Render every entry verbatim.

**Supplied records**

* BEGIN *

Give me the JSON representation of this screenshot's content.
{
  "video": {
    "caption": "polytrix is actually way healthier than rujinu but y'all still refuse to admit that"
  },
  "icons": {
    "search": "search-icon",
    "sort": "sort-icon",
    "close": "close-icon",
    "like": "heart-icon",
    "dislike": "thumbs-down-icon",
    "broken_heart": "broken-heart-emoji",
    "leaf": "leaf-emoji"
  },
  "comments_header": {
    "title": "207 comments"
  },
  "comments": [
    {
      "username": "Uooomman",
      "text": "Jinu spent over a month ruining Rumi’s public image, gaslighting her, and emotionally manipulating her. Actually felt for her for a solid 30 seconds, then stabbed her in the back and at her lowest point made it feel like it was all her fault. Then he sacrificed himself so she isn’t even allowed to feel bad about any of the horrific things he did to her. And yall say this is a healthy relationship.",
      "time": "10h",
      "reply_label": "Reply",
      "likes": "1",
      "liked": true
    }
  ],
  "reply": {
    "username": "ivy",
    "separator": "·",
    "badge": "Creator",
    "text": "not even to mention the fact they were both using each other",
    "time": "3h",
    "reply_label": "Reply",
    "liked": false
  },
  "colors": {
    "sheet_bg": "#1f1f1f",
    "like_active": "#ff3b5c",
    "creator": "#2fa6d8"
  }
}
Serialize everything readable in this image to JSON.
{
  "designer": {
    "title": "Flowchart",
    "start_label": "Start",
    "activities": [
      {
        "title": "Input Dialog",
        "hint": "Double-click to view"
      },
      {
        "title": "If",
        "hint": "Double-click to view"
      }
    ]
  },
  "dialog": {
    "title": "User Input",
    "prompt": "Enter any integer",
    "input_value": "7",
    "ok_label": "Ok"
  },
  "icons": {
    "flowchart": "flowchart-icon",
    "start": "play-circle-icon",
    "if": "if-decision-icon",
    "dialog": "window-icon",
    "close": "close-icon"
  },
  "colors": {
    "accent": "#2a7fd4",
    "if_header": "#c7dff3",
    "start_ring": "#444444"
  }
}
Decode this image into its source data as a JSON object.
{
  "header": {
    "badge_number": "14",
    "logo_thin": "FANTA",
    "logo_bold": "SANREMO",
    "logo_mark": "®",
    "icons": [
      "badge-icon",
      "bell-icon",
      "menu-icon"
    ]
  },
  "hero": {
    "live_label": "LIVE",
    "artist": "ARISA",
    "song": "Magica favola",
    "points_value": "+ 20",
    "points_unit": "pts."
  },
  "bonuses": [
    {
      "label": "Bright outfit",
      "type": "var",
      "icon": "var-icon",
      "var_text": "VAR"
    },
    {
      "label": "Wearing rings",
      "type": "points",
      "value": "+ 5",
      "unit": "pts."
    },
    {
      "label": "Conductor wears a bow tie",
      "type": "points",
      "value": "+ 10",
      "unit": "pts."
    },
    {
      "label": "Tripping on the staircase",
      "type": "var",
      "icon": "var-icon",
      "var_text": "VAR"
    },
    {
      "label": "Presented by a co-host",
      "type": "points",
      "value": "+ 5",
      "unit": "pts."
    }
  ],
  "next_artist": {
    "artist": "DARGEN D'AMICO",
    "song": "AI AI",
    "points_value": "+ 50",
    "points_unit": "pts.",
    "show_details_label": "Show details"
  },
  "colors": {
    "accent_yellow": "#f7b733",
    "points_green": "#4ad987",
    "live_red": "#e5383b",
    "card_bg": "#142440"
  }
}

* END *

**Result for this exercise**
Give me the JSON representation of this screenshot's content.
{
  "video": {
    "caption": "polytrix is actually way healthier than rujinu but y'all still refuse to admit that"
  },
  "icons": {
    "search": "search-icon",
    "sort": "sort-icon",
    "close": "close-icon",
    "like": "heart-icon",
    "dislike": "thumbs-down-icon",
    "broken_heart": "broken-heart-emoji",
    "leaf": "leaf-emoji"
  },
  "comments_header": {
    "title": "207 comments"
  },
  "comments": [
    {
      "username": "Uooomman",
      "text": "Jinu spent over a month ruining Rumi’s public image, gaslighting her, and emotionally manipulating her. Actually felt for her for a solid 30 seconds, then stabbed her in the back and at her lowest point made it feel like it was all her fault. Then he sacrificed himself so she isn’t even allowed to feel bad about any of the horrific things he did to her. And yall say this is a healthy relationship.",
      "time": "10h",
      "reply_label": "Reply",
      "likes": "1",
      "liked": true
    }
  ],
  "reply": {
    "username": "ivy",
    "separator": "·",
    "badge": "Creator",
    "text": "not even to mention the fact they were both using each other",
    "time": "3h",
    "reply_label": "Reply",
    "liked": false
  },
  "colors": {
    "sheet_bg": "#1f1f1f",
    "like_active": "#ff3b5c",
    "creator": "#2fa6d8"
  }
}
Serialize everything readable in this image to JSON.
{
  "designer": {
    "title": "Flowchart",
    "start_label": "Start",
    "activities": [
      {
        "title": "Input Dialog",
        "hint": "Double-click to view"
      },
      {
        "title": "If",
        "hint": "Double-click to view"
      }
    ]
  },
  "dialog": {
    "title": "User Input",
    "prompt": "Enter any integer",
    "input_value": "7",
    "ok_label": "Ok"
  },
  "icons": {
    "flowchart": "flowchart-icon",
    "start": "play-circle-icon",
    "if": "if-decision-icon",
    "dialog": "window-icon",
    "close": "close-icon"
  },
  "colors": {
    "accent": "#2a7fd4",
    "if_header": "#c7dff3",
    "start_ring": "#444444"
  }
}
Decode this image into its source data as a JSON object.
{
  "header": {
    "badge_number": "14",
    "logo_thin": "FANTA",
    "logo_bold": "SANREMO",
    "logo_mark": "®",
    "icons": [
      "badge-icon",
      "bell-icon",
      "menu-icon"
    ]
  },
  "hero": {
    "live_label": "LIVE",
    "artist": "ARISA",
    "song": "Magica favola",
    "points_value": "+ 20",
    "points_unit": "pts."
  },
  "bonuses": [
    {
      "label": "Bright outfit",
      "type": "var",
      "icon": "var-icon",
      "var_text": "VAR"
    },
    {
      "label": "Wearing rings",
      "type": "points",
      "value": "+ 5",
      "unit": "pts."
    },
    {
      "label": "Conductor wears a bow tie",
      "type": "points",
      "value": "+ 10",
      "unit": "pts."
    },
    {
      "label": "Tripping on the staircase",
      "type": "var",
      "icon": "var-icon",
      "var_text": "VAR"
    },
    {
      "label": "Presented by a co-host",
      "type": "points",
      "value": "+ 5",
      "unit": "pts."
    }
  ],
  "next_artist": {
    "artist": "DARGEN D'AMICO",
    "song": "AI AI",
    "points_value": "+ 50",
    "points_unit": "pts.",
    "show_details_label": "Show details"
  },
  "colors": {
    "accent_yellow": "#f7b733",
    "points_green": "#4ad987",
    "live_red": "#e5383b",
    "card_bg": "#142440"
  }
}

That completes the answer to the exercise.